**Action item:**
Drop the images; return everything else in the listing below exactly.

**Input records:**
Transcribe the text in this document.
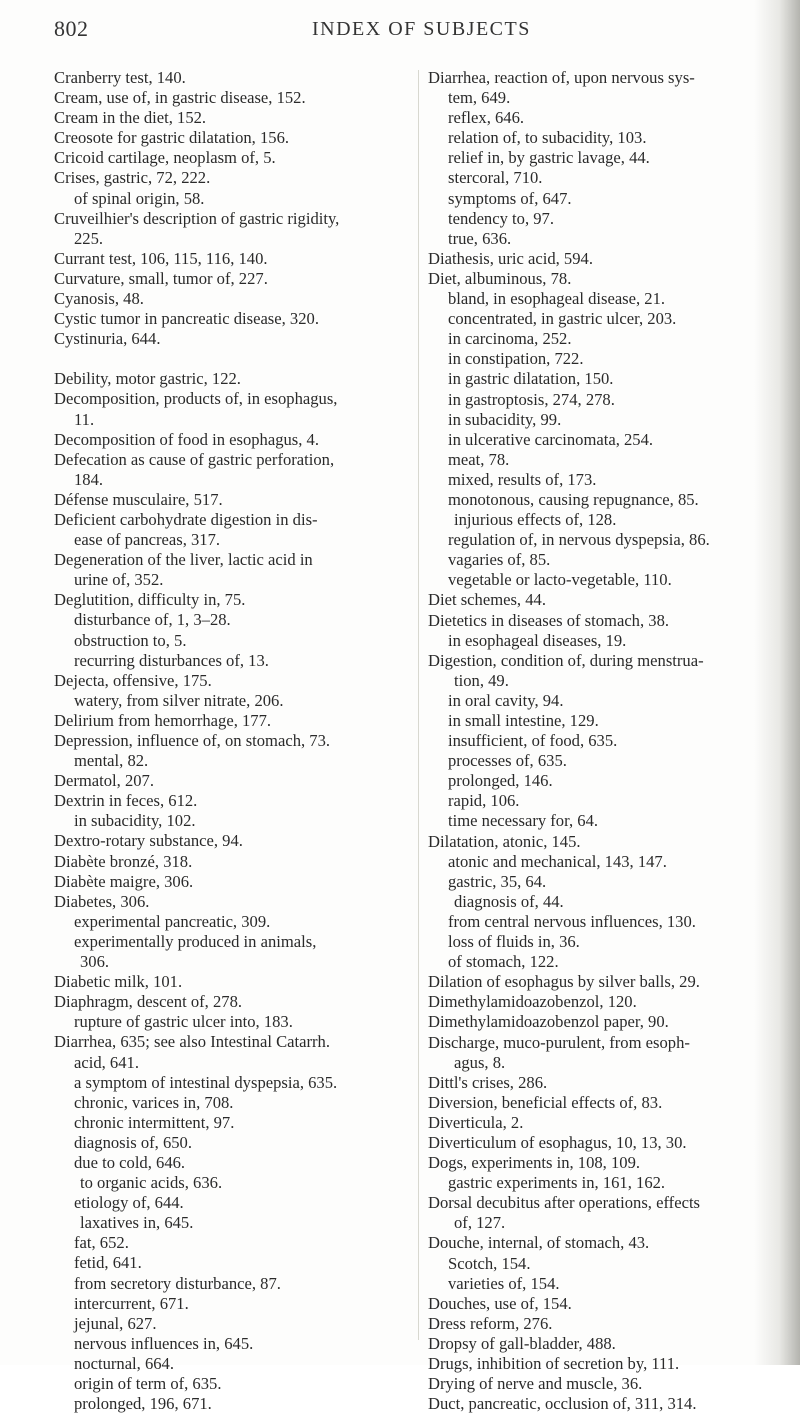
802	INDEX OF SUBJECTS
Cranberry test, 140.
Cream, use of, in gastric disease, 152.
Cream in the diet, 152.
Creosote for gastric dilatation, 156.
Cricoid cartilage, neoplasm of, 5.
Crises, gastric, 72, 222.
of spinal origin, 58.
Cruveilhier's description of gastric rigidity,
225.
Currant test, 106, 115, 116, 140.
Curvature, small, tumor of, 227.
Cyanosis, 48.
Cystic tumor in pancreatic disease, 320.
Cystinuria, 644.
Debility, motor gastric, 122.
Decomposition, products of, in esophagus,
11.
Decomposition of food in esophagus, 4.
Defecation as cause of gastric perforation,
184.
Défense musculaire, 517.
Deficient carbohydrate digestion in dis-
ease of pancreas, 317.
Degeneration of the liver, lactic acid in
urine of, 352.
Deglutition, difficulty in, 75.
disturbance of, 1, 3–28.
obstruction to, 5.
recurring disturbances of, 13.
Dejecta, offensive, 175.
watery, from silver nitrate, 206.
Delirium from hemorrhage, 177.
Depression, influence of, on stomach, 73.
mental, 82.
Dermatol, 207.
Dextrin in feces, 612.
in subacidity, 102.
Dextro-rotary substance, 94.
Diabète bronzé, 318.
Diabète maigre, 306.
Diabetes, 306.
experimental pancreatic, 309.
experimentally produced in animals,
306.
Diabetic milk, 101.
Diaphragm, descent of, 278.
rupture of gastric ulcer into, 183.
Diarrhea, 635; see also Intestinal Catarrh.
acid, 641.
a symptom of intestinal dyspepsia, 635.
chronic, varices in, 708.
chronic intermittent, 97.
diagnosis of, 650.
due to cold, 646.
to organic acids, 636.
etiology of, 644.
laxatives in, 645.
fat, 652.
fetid, 641.
from secretory disturbance, 87.
intercurrent, 671.
jejunal, 627.
nervous influences in, 645.
nocturnal, 664.
origin of term of, 635.
prolonged, 196, 671.
Diarrhea, reaction of, upon nervous sys-
tem, 649.
reflex, 646.
relation of, to subacidity, 103.
relief in, by gastric lavage, 44.
stercoral, 710.
symptoms of, 647.
tendency to, 97.
true, 636.
Diathesis, uric acid, 594.
Diet, albuminous, 78.
bland, in esophageal disease, 21.
concentrated, in gastric ulcer, 203.
in carcinoma, 252.
in constipation, 722.
in gastric dilatation, 150.
in gastroptosis, 274, 278.
in subacidity, 99.
in ulcerative carcinomata, 254.
meat, 78.
mixed, results of, 173.
monotonous, causing repugnance, 85.
injurious effects of, 128.
regulation of, in nervous dyspepsia, 86.
vagaries of, 85.
vegetable or lacto-vegetable, 110.
Diet schemes, 44.
Dietetics in diseases of stomach, 38.
in esophageal diseases, 19.
Digestion, condition of, during menstrua-
tion, 49.
in oral cavity, 94.
in small intestine, 129.
insufficient, of food, 635.
processes of, 635.
prolonged, 146.
rapid, 106.
time necessary for, 64.
Dilatation, atonic, 145.
atonic and mechanical, 143, 147.
gastric, 35, 64.
diagnosis of, 44.
from central nervous influences, 130.
loss of fluids in, 36.
of stomach, 122.
Dilation of esophagus by silver balls, 29.
Dimethylamidoazobenzol, 120.
Dimethylamidoazobenzol paper, 90.
Discharge, muco-purulent, from esoph-
agus, 8.
Dittl's crises, 286.
Diversion, beneficial effects of, 83.
Diverticula, 2.
Diverticulum of esophagus, 10, 13, 30.
Dogs, experiments in, 108, 109.
gastric experiments in, 161, 162.
Dorsal decubitus after operations, effects
of, 127.
Douche, internal, of stomach, 43.
Scotch, 154.
varieties of, 154.
Douches, use of, 154.
Dress reform, 276.
Dropsy of gall-bladder, 488.
Drugs, inhibition of secretion by, 111.
Drying of nerve and muscle, 36.
Duct, pancreatic, occlusion of, 311, 314.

**Answer:**
Transcribe the text in this document.
802	INDEX OF SUBJECTS
Cranberry test, 140.
Cream, use of, in gastric disease, 152.
Cream in the diet, 152.
Creosote for gastric dilatation, 156.
Cricoid cartilage, neoplasm of, 5.
Crises, gastric, 72, 222.
of spinal origin, 58.
Cruveilhier's description of gastric rigidity,
225.
Currant test, 106, 115, 116, 140.
Curvature, small, tumor of, 227.
Cyanosis, 48.
Cystic tumor in pancreatic disease, 320.
Cystinuria, 644.
Debility, motor gastric, 122.
Decomposition, products of, in esophagus,
11.
Decomposition of food in esophagus, 4.
Defecation as cause of gastric perforation,
184.
Défense musculaire, 517.
Deficient carbohydrate digestion in dis-
ease of pancreas, 317.
Degeneration of the liver, lactic acid in
urine of, 352.
Deglutition, difficulty in, 75.
disturbance of, 1, 3–28.
obstruction to, 5.
recurring disturbances of, 13.
Dejecta, offensive, 175.
watery, from silver nitrate, 206.
Delirium from hemorrhage, 177.
Depression, influence of, on stomach, 73.
mental, 82.
Dermatol, 207.
Dextrin in feces, 612.
in subacidity, 102.
Dextro-rotary substance, 94.
Diabète bronzé, 318.
Diabète maigre, 306.
Diabetes, 306.
experimental pancreatic, 309.
experimentally produced in animals,
306.
Diabetic milk, 101.
Diaphragm, descent of, 278.
rupture of gastric ulcer into, 183.
Diarrhea, 635; see also Intestinal Catarrh.
acid, 641.
a symptom of intestinal dyspepsia, 635.
chronic, varices in, 708.
chronic intermittent, 97.
diagnosis of, 650.
due to cold, 646.
to organic acids, 636.
etiology of, 644.
laxatives in, 645.
fat, 652.
fetid, 641.
from secretory disturbance, 87.
intercurrent, 671.
jejunal, 627.
nervous influences in, 645.
nocturnal, 664.
origin of term of, 635.
prolonged, 196, 671.
Diarrhea, reaction of, upon nervous sys-
tem, 649.
reflex, 646.
relation of, to subacidity, 103.
relief in, by gastric lavage, 44.
stercoral, 710.
symptoms of, 647.
tendency to, 97.
true, 636.
Diathesis, uric acid, 594.
Diet, albuminous, 78.
bland, in esophageal disease, 21.
concentrated, in gastric ulcer, 203.
in carcinoma, 252.
in constipation, 722.
in gastric dilatation, 150.
in gastroptosis, 274, 278.
in subacidity, 99.
in ulcerative carcinomata, 254.
meat, 78.
mixed, results of, 173.
monotonous, causing repugnance, 85.
injurious effects of, 128.
regulation of, in nervous dyspepsia, 86.
vagaries of, 85.
vegetable or lacto-vegetable, 110.
Diet schemes, 44.
Dietetics in diseases of stomach, 38.
in esophageal diseases, 19.
Digestion, condition of, during menstrua-
tion, 49.
in oral cavity, 94.
in small intestine, 129.
insufficient, of food, 635.
processes of, 635.
prolonged, 146.
rapid, 106.
time necessary for, 64.
Dilatation, atonic, 145.
atonic and mechanical, 143, 147.
gastric, 35, 64.
diagnosis of, 44.
from central nervous influences, 130.
loss of fluids in, 36.
of stomach, 122.
Dilation of esophagus by silver balls, 29.
Dimethylamidoazobenzol, 120.
Dimethylamidoazobenzol paper, 90.
Discharge, muco-purulent, from esoph-
agus, 8.
Dittl's crises, 286.
Diversion, beneficial effects of, 83.
Diverticula, 2.
Diverticulum of esophagus, 10, 13, 30.
Dogs, experiments in, 108, 109.
gastric experiments in, 161, 162.
Dorsal decubitus after operations, effects
of, 127.
Douche, internal, of stomach, 43.
Scotch, 154.
varieties of, 154.
Douches, use of, 154.
Dress reform, 276.
Dropsy of gall-bladder, 488.
Drugs, inhibition of secretion by, 111.
Drying of nerve and muscle, 36.
Duct, pancreatic, occlusion of, 311, 314.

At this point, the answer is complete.